**Esercizio:** Ricopia parola per parola una parte del brano su Siviglia: parti dalle parole "Tutto d’un tratto" e fermati dopo "che non invecchia.".

**Brano:**
Siviglia

di Elena Castrignano

 

Siviglia mi ha accolta in una calda serata di agosto, avvolgendomi in un abbraccio travolgente.

Sono arrivata in quell’angolo a Sud d’Europa con poche aspettative, ma è bastato un attimo affinché il cuore mi si riempisse di gioia ed un sorriso spuntasse sul mio volto.

Tutto d’un tratto potevo sentire la felicità scorrere come linfa nuova nelle mie vene; ero tornata a vivere, tra le luci di una città che non invecchia.

Mi sentivo ammaliata dalla bellezza di quell’intreccio armonioso di due culture così differenti; lì, nel luogo dalle due anime, quella moresca e quella cristiana, che insieme si innalzano in alto verso l’azzurro del cielo andaluso per prendere la forma della Giralda.

Siviglia mi ha conquistato per le vie del Barrio di Santa Cruz, dove il cuore della città pulsa, ti conquista e ti fa sentire a casa.

La magia della città che sorge al di là delle colonne d’Ercole mi ha rapita, trascinandomi tra il calore della sua gente, tra i suoi balli e tra i suoi profumi nel quartiere di Triana.

Siviglia è la città di quelli che hanno sempre creduto nei loro sogni, ma anche di quelli che i sogni li hanno persi e sperano di ritrovarli; è la città di chi ancora sa emozionarsi e di chi vuole tornare a farlo; è quel posto nel mondo dove si può ritrovare il bambino che vive in ognuno di noi.

Siviglia è la città che non mi ha abbandonata!

Voci di dati raccolte:
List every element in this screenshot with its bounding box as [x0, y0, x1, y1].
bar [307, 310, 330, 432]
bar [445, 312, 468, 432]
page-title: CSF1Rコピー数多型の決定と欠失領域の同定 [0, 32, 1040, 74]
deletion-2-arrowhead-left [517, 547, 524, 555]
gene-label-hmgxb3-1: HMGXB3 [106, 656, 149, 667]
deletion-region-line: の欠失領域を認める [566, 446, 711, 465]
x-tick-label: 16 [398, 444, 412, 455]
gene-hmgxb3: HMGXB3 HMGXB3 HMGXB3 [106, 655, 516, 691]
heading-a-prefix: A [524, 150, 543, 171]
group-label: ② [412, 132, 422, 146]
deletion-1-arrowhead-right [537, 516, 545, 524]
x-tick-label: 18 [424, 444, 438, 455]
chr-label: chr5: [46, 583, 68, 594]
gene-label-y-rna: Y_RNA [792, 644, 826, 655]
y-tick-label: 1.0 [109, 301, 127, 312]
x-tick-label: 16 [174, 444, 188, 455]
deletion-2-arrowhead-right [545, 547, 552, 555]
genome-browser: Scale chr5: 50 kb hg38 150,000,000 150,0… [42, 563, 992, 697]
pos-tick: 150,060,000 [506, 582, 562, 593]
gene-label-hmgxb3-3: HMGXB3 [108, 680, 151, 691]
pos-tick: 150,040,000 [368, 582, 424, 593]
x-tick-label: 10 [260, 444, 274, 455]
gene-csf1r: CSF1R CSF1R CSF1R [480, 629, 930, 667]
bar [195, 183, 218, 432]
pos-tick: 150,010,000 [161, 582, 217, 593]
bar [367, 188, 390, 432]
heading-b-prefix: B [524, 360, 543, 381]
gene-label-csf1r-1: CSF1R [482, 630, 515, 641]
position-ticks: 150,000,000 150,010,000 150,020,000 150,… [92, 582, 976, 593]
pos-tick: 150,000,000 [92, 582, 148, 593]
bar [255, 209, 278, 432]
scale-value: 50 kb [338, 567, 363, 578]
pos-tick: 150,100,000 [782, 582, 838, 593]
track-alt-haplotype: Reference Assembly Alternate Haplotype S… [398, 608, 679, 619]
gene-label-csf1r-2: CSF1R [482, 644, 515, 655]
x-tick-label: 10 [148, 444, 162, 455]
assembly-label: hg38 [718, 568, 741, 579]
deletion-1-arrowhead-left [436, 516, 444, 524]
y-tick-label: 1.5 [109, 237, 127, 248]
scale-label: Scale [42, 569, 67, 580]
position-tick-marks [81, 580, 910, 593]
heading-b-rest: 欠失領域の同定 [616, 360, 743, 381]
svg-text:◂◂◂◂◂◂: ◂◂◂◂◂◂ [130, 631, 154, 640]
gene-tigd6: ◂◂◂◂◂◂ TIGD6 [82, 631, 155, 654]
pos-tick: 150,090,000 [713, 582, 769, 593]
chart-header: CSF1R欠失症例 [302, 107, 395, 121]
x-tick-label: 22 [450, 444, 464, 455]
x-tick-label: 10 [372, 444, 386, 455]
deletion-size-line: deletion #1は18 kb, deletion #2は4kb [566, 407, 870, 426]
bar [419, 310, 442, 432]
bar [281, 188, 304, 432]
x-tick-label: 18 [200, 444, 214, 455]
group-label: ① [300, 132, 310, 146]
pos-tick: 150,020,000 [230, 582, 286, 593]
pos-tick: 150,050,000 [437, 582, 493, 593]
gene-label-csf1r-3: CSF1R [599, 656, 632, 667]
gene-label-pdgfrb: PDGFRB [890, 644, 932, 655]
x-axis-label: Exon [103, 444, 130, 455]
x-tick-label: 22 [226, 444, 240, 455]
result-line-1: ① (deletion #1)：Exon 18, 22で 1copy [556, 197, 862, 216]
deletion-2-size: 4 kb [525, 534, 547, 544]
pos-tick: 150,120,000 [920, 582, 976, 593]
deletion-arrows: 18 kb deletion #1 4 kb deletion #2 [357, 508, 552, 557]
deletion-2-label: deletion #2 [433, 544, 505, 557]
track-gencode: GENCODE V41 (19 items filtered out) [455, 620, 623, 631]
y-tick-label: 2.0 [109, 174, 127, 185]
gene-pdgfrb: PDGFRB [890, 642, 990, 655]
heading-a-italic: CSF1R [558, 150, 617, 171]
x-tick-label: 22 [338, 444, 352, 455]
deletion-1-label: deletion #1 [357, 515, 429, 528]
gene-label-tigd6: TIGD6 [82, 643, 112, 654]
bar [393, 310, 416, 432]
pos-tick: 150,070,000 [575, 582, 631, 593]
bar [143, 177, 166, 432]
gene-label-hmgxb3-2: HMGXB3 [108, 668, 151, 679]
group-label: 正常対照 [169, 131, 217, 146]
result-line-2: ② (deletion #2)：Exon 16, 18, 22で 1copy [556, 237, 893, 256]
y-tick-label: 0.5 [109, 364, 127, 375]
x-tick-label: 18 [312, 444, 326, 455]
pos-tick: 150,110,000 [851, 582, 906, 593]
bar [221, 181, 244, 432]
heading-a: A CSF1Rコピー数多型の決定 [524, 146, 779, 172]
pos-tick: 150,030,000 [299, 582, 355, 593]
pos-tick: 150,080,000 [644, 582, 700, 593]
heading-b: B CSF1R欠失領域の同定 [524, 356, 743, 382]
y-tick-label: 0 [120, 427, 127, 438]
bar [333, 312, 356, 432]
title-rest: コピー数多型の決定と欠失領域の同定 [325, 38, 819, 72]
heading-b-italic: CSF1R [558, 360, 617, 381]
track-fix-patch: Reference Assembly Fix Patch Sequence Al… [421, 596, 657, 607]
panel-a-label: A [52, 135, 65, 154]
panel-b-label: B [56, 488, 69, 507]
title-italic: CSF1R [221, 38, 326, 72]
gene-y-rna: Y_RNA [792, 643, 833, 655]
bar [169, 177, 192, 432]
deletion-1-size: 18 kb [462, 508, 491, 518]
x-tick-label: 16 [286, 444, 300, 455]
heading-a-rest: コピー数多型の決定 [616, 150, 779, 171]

**Risposta:**
Tutto d’un tratto potevo sentire la felicità scorrere come linfa nuova nelle mie vene; ero tornata a vivere, tra le luci di una città che non invecchia.